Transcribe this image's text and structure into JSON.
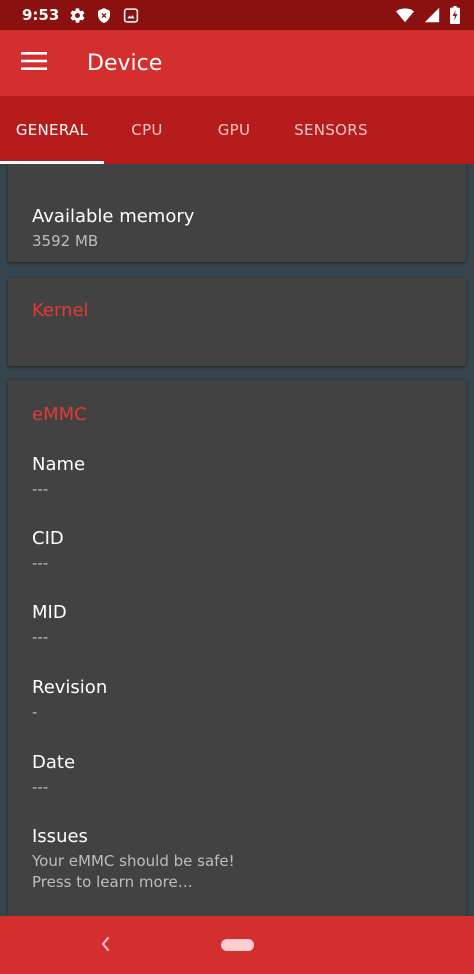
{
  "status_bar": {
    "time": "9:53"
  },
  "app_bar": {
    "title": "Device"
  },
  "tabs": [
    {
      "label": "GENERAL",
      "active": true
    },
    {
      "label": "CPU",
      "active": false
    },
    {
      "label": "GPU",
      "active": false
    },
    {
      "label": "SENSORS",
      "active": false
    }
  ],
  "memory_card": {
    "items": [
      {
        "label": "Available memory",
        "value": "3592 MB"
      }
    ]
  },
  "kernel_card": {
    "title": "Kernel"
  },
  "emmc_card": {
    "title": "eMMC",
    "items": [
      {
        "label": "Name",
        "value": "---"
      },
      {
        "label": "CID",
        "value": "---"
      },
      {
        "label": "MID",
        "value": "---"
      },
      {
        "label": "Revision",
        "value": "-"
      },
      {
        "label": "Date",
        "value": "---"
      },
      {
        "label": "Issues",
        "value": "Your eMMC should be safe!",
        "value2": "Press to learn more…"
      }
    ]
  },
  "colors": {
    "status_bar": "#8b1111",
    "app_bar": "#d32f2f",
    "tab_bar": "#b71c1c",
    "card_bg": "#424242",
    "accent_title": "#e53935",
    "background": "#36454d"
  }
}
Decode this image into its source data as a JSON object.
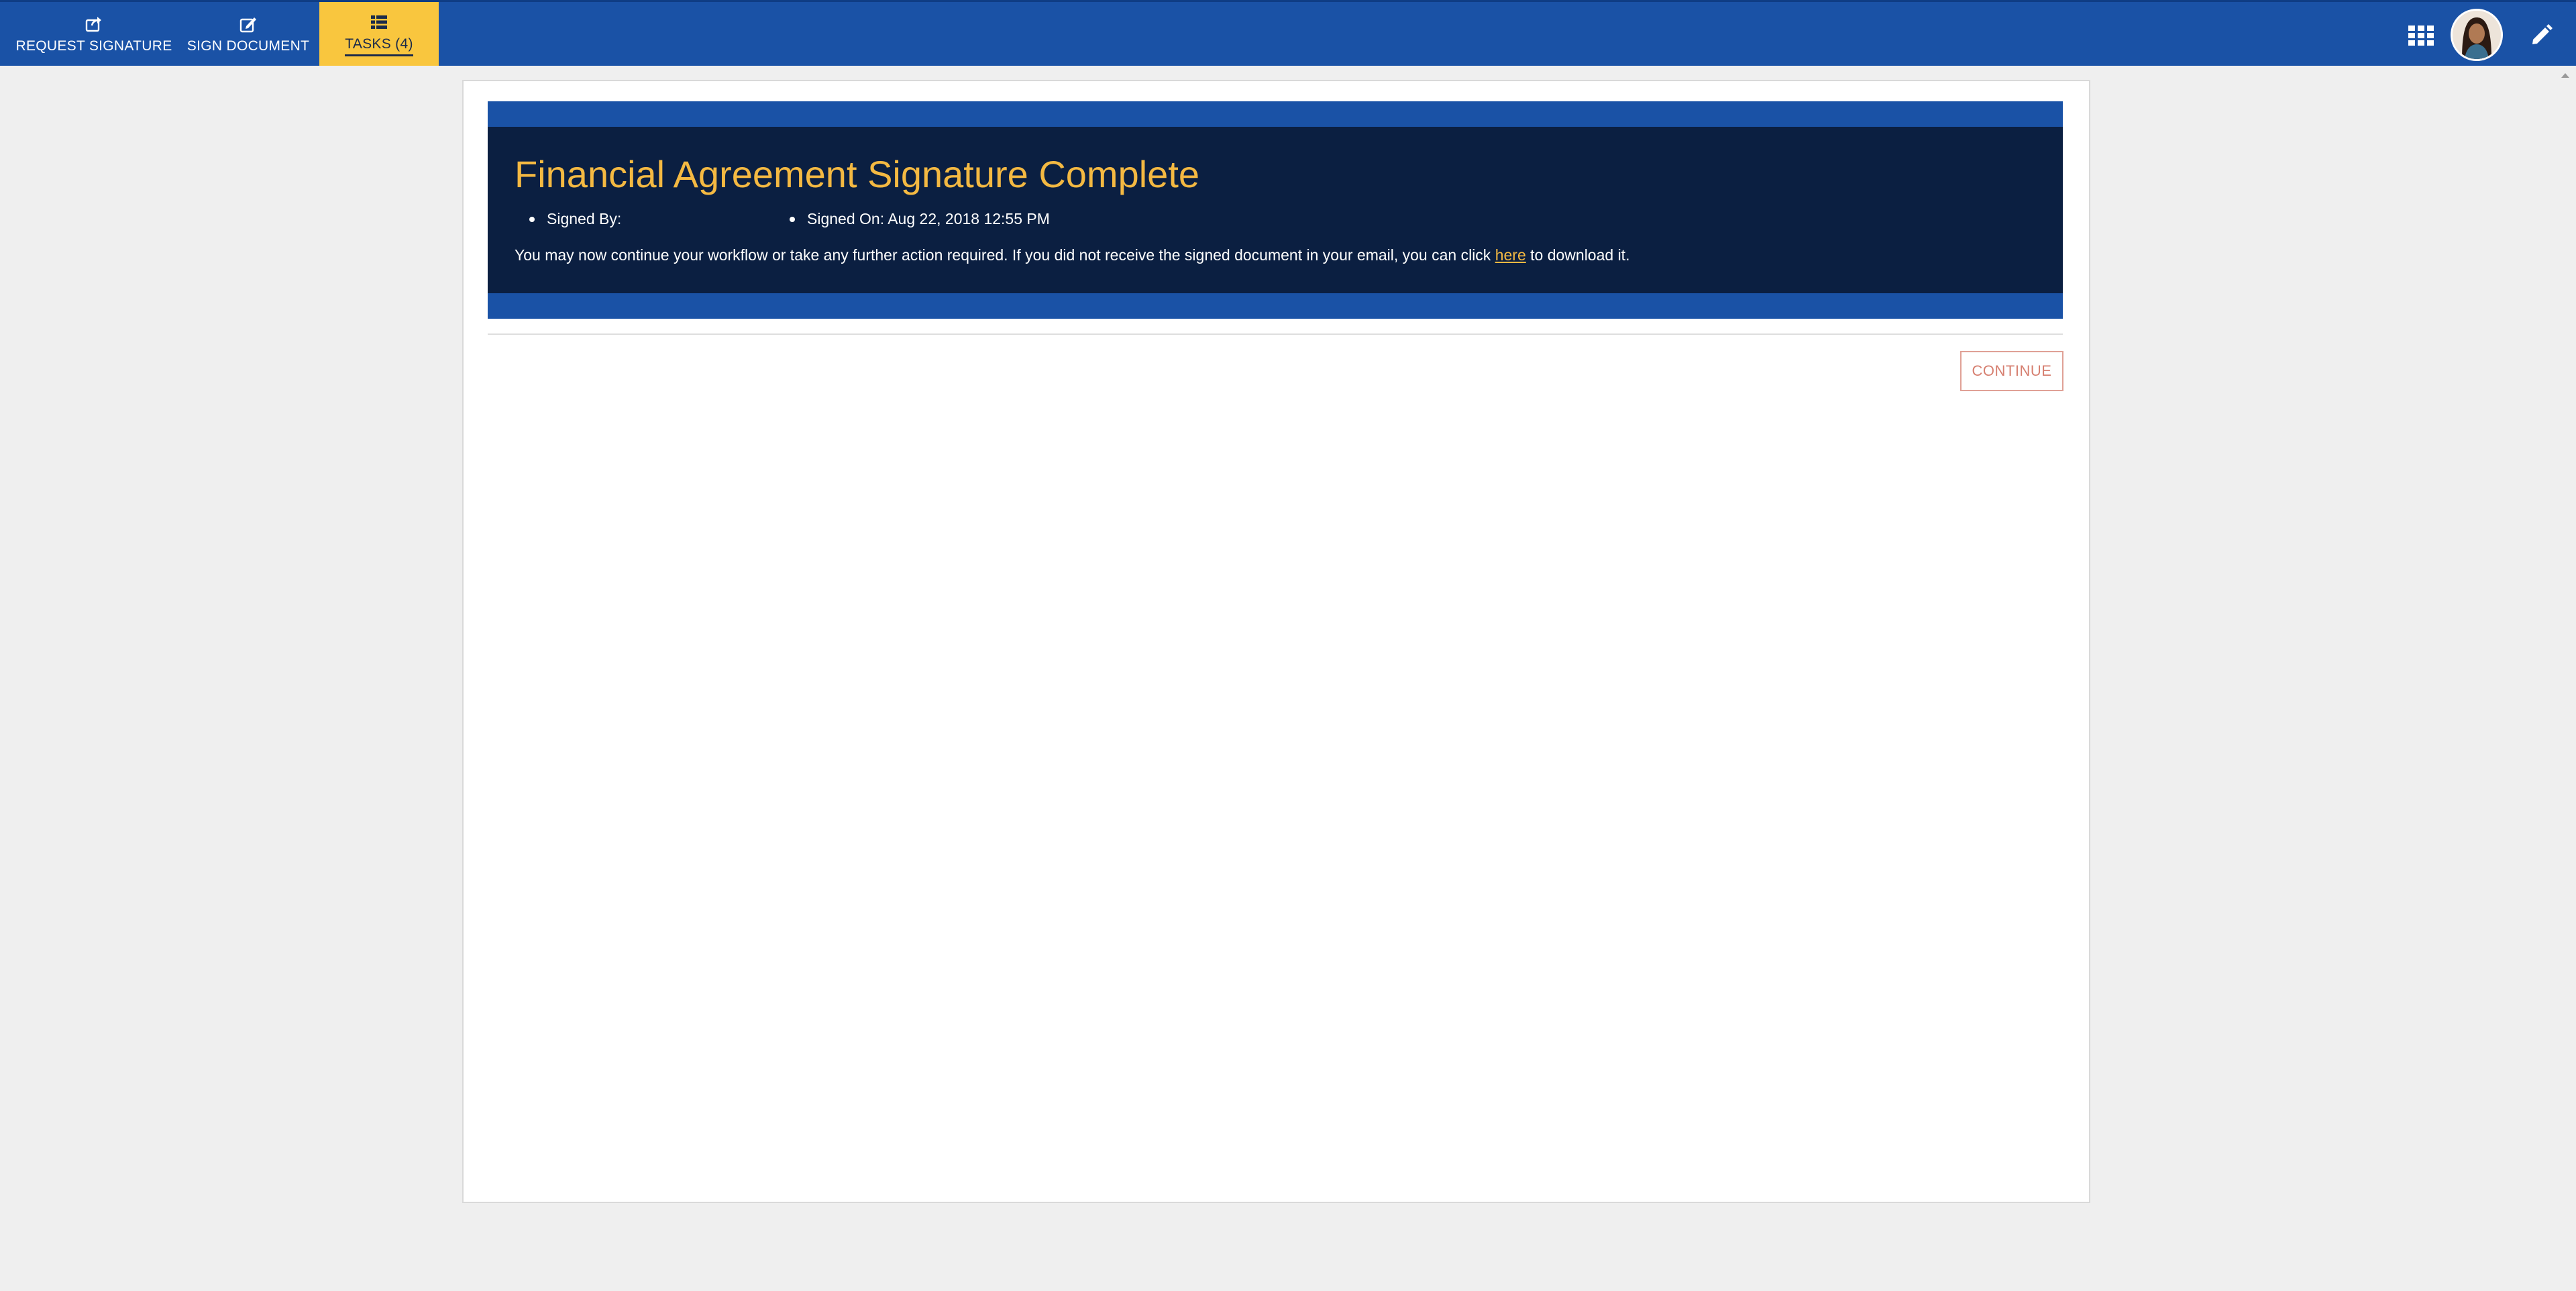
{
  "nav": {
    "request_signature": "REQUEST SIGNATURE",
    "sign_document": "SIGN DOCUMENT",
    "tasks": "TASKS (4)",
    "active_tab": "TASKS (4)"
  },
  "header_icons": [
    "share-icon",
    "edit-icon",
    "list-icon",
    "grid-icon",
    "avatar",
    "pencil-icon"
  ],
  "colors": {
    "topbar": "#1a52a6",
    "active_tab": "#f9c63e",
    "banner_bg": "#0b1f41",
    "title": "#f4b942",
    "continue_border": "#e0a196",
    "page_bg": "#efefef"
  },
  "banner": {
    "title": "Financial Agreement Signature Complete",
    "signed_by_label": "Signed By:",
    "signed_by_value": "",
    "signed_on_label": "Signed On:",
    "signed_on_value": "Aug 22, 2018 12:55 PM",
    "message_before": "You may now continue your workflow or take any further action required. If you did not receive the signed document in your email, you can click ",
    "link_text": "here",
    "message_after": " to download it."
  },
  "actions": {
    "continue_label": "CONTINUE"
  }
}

==

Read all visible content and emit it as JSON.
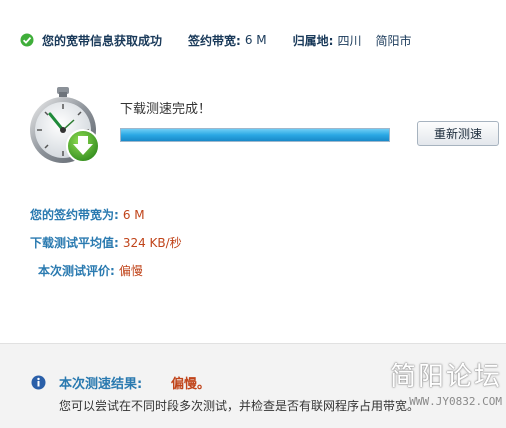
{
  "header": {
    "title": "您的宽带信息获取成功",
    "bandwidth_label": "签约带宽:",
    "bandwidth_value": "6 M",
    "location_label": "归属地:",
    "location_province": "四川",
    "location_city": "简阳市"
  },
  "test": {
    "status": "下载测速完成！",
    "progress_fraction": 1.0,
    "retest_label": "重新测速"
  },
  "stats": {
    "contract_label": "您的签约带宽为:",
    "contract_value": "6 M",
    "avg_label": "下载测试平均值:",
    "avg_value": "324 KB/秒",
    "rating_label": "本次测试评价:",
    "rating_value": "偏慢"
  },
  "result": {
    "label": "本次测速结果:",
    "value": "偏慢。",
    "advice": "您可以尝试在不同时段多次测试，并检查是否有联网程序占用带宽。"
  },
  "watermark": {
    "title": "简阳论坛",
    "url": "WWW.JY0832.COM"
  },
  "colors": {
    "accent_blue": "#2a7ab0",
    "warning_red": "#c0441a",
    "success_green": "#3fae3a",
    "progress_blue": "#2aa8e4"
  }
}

AIM:
Which lines hold the string "into"? Copy all of them from the data above.

RESULT:
Transcribe this image's text and structure into JSON.
Decode this image into its source data as a JSON object.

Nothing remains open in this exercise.